▸ Written instruction:
Please rewrite these lines as a numbered list, leaving out any blank lines.

▸ Box annotation data:
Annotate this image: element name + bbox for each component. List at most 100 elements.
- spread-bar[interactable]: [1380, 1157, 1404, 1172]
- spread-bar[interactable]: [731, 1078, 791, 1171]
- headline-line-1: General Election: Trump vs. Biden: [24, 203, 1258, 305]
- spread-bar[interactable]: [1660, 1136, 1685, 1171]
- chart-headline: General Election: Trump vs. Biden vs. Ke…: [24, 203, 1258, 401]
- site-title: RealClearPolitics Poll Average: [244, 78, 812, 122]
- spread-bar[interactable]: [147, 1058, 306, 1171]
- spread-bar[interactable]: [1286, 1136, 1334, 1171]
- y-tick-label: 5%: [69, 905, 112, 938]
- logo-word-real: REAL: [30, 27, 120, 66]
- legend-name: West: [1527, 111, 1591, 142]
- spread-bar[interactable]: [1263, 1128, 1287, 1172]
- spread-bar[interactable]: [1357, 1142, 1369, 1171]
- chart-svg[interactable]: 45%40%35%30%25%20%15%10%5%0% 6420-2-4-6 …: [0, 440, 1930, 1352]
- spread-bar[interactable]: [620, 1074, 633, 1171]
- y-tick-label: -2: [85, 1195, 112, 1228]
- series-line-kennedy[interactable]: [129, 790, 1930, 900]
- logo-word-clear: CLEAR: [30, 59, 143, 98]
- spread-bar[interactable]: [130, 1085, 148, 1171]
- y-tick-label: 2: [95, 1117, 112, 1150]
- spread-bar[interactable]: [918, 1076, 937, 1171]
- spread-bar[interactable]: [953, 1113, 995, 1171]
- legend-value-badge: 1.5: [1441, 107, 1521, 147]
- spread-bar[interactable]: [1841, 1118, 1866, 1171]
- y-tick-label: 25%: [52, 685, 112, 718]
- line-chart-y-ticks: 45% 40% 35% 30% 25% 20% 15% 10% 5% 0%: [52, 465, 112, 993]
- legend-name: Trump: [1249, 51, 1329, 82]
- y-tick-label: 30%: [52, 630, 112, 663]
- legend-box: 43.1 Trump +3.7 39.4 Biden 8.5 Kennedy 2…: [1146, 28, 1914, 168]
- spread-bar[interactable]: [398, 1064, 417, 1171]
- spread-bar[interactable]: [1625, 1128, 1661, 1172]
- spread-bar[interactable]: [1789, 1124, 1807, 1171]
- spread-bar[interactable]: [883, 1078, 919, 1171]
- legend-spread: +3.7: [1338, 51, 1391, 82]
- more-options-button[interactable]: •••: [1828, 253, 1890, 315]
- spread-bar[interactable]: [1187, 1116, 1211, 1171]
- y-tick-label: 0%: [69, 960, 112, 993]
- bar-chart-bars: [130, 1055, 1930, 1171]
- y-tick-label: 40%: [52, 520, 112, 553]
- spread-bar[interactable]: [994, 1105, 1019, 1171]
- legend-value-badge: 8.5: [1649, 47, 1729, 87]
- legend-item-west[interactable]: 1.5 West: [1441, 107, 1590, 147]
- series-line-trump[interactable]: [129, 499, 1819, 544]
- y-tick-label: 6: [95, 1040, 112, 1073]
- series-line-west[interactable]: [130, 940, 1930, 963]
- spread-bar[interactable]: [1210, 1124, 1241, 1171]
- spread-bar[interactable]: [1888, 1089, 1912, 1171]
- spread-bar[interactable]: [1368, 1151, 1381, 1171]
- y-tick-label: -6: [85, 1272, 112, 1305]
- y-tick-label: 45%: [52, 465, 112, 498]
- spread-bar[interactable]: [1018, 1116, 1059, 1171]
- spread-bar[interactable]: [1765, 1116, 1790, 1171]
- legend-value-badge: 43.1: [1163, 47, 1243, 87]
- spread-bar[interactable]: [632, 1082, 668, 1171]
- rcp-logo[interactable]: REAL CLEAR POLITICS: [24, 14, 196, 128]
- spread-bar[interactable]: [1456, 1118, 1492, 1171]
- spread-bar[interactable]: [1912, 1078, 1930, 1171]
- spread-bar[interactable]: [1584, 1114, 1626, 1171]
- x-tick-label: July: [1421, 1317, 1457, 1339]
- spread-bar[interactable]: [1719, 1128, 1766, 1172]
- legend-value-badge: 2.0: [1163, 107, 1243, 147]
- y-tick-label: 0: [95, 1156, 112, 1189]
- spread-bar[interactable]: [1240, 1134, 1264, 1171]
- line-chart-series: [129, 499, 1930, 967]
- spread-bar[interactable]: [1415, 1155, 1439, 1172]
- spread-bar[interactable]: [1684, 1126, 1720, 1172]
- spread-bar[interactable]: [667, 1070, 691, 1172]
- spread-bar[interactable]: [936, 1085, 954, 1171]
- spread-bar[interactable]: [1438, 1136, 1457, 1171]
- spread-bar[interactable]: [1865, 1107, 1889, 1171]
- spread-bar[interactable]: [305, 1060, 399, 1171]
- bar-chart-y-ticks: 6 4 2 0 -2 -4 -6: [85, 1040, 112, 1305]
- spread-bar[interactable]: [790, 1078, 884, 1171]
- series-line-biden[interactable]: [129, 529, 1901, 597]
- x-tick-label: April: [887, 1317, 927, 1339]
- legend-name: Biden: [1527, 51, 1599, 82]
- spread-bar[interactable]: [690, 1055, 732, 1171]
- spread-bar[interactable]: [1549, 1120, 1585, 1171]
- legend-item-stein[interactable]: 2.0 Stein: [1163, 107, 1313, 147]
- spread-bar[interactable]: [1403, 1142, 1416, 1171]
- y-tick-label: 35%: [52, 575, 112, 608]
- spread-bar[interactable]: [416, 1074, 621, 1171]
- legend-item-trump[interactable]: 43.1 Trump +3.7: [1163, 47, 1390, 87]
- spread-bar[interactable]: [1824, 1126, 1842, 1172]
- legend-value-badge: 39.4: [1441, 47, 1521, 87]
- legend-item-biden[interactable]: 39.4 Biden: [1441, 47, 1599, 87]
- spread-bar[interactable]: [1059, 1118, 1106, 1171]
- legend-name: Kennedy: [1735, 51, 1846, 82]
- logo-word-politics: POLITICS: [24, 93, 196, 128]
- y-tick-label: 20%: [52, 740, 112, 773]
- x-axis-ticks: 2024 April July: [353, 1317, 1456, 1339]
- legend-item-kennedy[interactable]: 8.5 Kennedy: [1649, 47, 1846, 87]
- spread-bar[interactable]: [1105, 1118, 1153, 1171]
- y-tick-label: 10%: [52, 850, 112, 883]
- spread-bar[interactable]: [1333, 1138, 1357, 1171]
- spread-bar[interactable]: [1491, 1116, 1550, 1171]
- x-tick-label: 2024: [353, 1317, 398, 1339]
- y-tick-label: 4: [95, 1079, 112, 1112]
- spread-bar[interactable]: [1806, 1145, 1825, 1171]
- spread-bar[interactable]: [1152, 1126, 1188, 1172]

▸ Result of this exercise:
1. Annotate this image: element name + bbox for each component. List at most 100 elements.
2. - spread-bar[interactable]: [1380, 1157, 1404, 1172]
3. - spread-bar[interactable]: [731, 1078, 791, 1171]
4. - headline-line-1: General Election: Trump vs. Biden: [24, 203, 1258, 305]
5. - spread-bar[interactable]: [1660, 1136, 1685, 1171]
6. - chart-headline: General Election: Trump vs. Biden vs. Ke…: [24, 203, 1258, 401]
7. - site-title: RealClearPolitics Poll Average: [244, 78, 812, 122]
8. - spread-bar[interactable]: [147, 1058, 306, 1171]
9. - spread-bar[interactable]: [1286, 1136, 1334, 1171]
10. - y-tick-label: 5%: [69, 905, 112, 938]
11. - logo-word-real: REAL: [30, 27, 120, 66]
12. - legend-name: West: [1527, 111, 1591, 142]
13. - spread-bar[interactable]: [1263, 1128, 1287, 1172]
14. - spread-bar[interactable]: [1357, 1142, 1369, 1171]
15. - chart-svg[interactable]: 45%40%35%30%25%20%15%10%5%0% 6420-2-4-6 …: [0, 440, 1930, 1352]
16. - spread-bar[interactable]: [620, 1074, 633, 1171]
17. - y-tick-label: -2: [85, 1195, 112, 1228]
18. - series-line-kennedy[interactable]: [129, 790, 1930, 900]
19. - logo-word-clear: CLEAR: [30, 59, 143, 98]
20. - spread-bar[interactable]: [130, 1085, 148, 1171]
21. - y-tick-label: 2: [95, 1117, 112, 1150]
22. - spread-bar[interactable]: [918, 1076, 937, 1171]
23. - spread-bar[interactable]: [953, 1113, 995, 1171]
24. - legend-value-badge: 1.5: [1441, 107, 1521, 147]
25. - spread-bar[interactable]: [1841, 1118, 1866, 1171]
26. - y-tick-label: 25%: [52, 685, 112, 718]
27. - line-chart-y-ticks: 45% 40% 35% 30% 25% 20% 15% 10% 5% 0%: [52, 465, 112, 993]
28. - legend-name: Trump: [1249, 51, 1329, 82]
29. - y-tick-label: 30%: [52, 630, 112, 663]
30. - legend-box: 43.1 Trump +3.7 39.4 Biden 8.5 Kennedy 2…: [1146, 28, 1914, 168]
31. - spread-bar[interactable]: [398, 1064, 417, 1171]
32. - spread-bar[interactable]: [1625, 1128, 1661, 1172]
33. - spread-bar[interactable]: [1789, 1124, 1807, 1171]
34. - spread-bar[interactable]: [883, 1078, 919, 1171]
35. - legend-spread: +3.7: [1338, 51, 1391, 82]
36. - more-options-button[interactable]: •••: [1828, 253, 1890, 315]
37. - spread-bar[interactable]: [1187, 1116, 1211, 1171]
38. - y-tick-label: 0%: [69, 960, 112, 993]
39. - bar-chart-bars: [130, 1055, 1930, 1171]
40. - y-tick-label: 40%: [52, 520, 112, 553]
41. - spread-bar[interactable]: [994, 1105, 1019, 1171]
42. - legend-value-badge: 8.5: [1649, 47, 1729, 87]
43. - legend-item-west[interactable]: 1.5 West: [1441, 107, 1590, 147]
44. - series-line-trump[interactable]: [129, 499, 1819, 544]
45. - y-tick-label: 6: [95, 1040, 112, 1073]
46. - series-line-west[interactable]: [130, 940, 1930, 963]
47. - spread-bar[interactable]: [1210, 1124, 1241, 1171]
48. - spread-bar[interactable]: [1888, 1089, 1912, 1171]
49. - spread-bar[interactable]: [1368, 1151, 1381, 1171]
50. - y-tick-label: -6: [85, 1272, 112, 1305]
51. - y-tick-label: 45%: [52, 465, 112, 498]
52. - spread-bar[interactable]: [1018, 1116, 1059, 1171]
53. - spread-bar[interactable]: [1765, 1116, 1790, 1171]
54. - legend-value-badge: 43.1: [1163, 47, 1243, 87]
55. - spread-bar[interactable]: [632, 1082, 668, 1171]
56. - rcp-logo[interactable]: REAL CLEAR POLITICS: [24, 14, 196, 128]
57. - spread-bar[interactable]: [1456, 1118, 1492, 1171]
58. - spread-bar[interactable]: [1912, 1078, 1930, 1171]
59. - spread-bar[interactable]: [1584, 1114, 1626, 1171]
60. - x-tick-label: July: [1421, 1317, 1457, 1339]
61. - spread-bar[interactable]: [1719, 1128, 1766, 1172]
62. - legend-value-badge: 2.0: [1163, 107, 1243, 147]
63. - y-tick-label: 0: [95, 1156, 112, 1189]
64. - spread-bar[interactable]: [1240, 1134, 1264, 1171]
65. - line-chart-series: [129, 499, 1930, 967]
66. - spread-bar[interactable]: [1415, 1155, 1439, 1172]
67. - spread-bar[interactable]: [1684, 1126, 1720, 1172]
68. - spread-bar[interactable]: [667, 1070, 691, 1172]
69. - spread-bar[interactable]: [936, 1085, 954, 1171]
70. - spread-bar[interactable]: [1438, 1136, 1457, 1171]
71. - spread-bar[interactable]: [1865, 1107, 1889, 1171]
72. - spread-bar[interactable]: [305, 1060, 399, 1171]
73. - bar-chart-y-ticks: 6 4 2 0 -2 -4 -6: [85, 1040, 112, 1305]
74. - spread-bar[interactable]: [790, 1078, 884, 1171]
75. - series-line-biden[interactable]: [129, 529, 1901, 597]
76. - x-tick-label: April: [887, 1317, 927, 1339]
77. - legend-name: Biden: [1527, 51, 1599, 82]
78. - spread-bar[interactable]: [690, 1055, 732, 1171]
79. - spread-bar[interactable]: [1549, 1120, 1585, 1171]
80. - legend-item-stein[interactable]: 2.0 Stein: [1163, 107, 1313, 147]
81. - spread-bar[interactable]: [1403, 1142, 1416, 1171]
82. - y-tick-label: 35%: [52, 575, 112, 608]
83. - spread-bar[interactable]: [416, 1074, 621, 1171]
84. - legend-item-trump[interactable]: 43.1 Trump +3.7: [1163, 47, 1390, 87]
85. - spread-bar[interactable]: [1824, 1126, 1842, 1172]
86. - legend-value-badge: 39.4: [1441, 47, 1521, 87]
87. - legend-item-biden[interactable]: 39.4 Biden: [1441, 47, 1599, 87]
88. - spread-bar[interactable]: [1059, 1118, 1106, 1171]
89. - legend-name: Kennedy: [1735, 51, 1846, 82]
90. - logo-word-politics: POLITICS: [24, 93, 196, 128]
91. - y-tick-label: 20%: [52, 740, 112, 773]
92. - x-axis-ticks: 2024 April July: [353, 1317, 1456, 1339]
93. - legend-item-kennedy[interactable]: 8.5 Kennedy: [1649, 47, 1846, 87]
94. - spread-bar[interactable]: [1105, 1118, 1153, 1171]
95. - y-tick-label: 10%: [52, 850, 112, 883]
96. - spread-bar[interactable]: [1333, 1138, 1357, 1171]
97. - spread-bar[interactable]: [1491, 1116, 1550, 1171]
98. - x-tick-label: 2024: [353, 1317, 398, 1339]
99. - y-tick-label: 4: [95, 1079, 112, 1112]
100. - spread-bar[interactable]: [1806, 1145, 1825, 1171]
101. - spread-bar[interactable]: [1152, 1126, 1188, 1172]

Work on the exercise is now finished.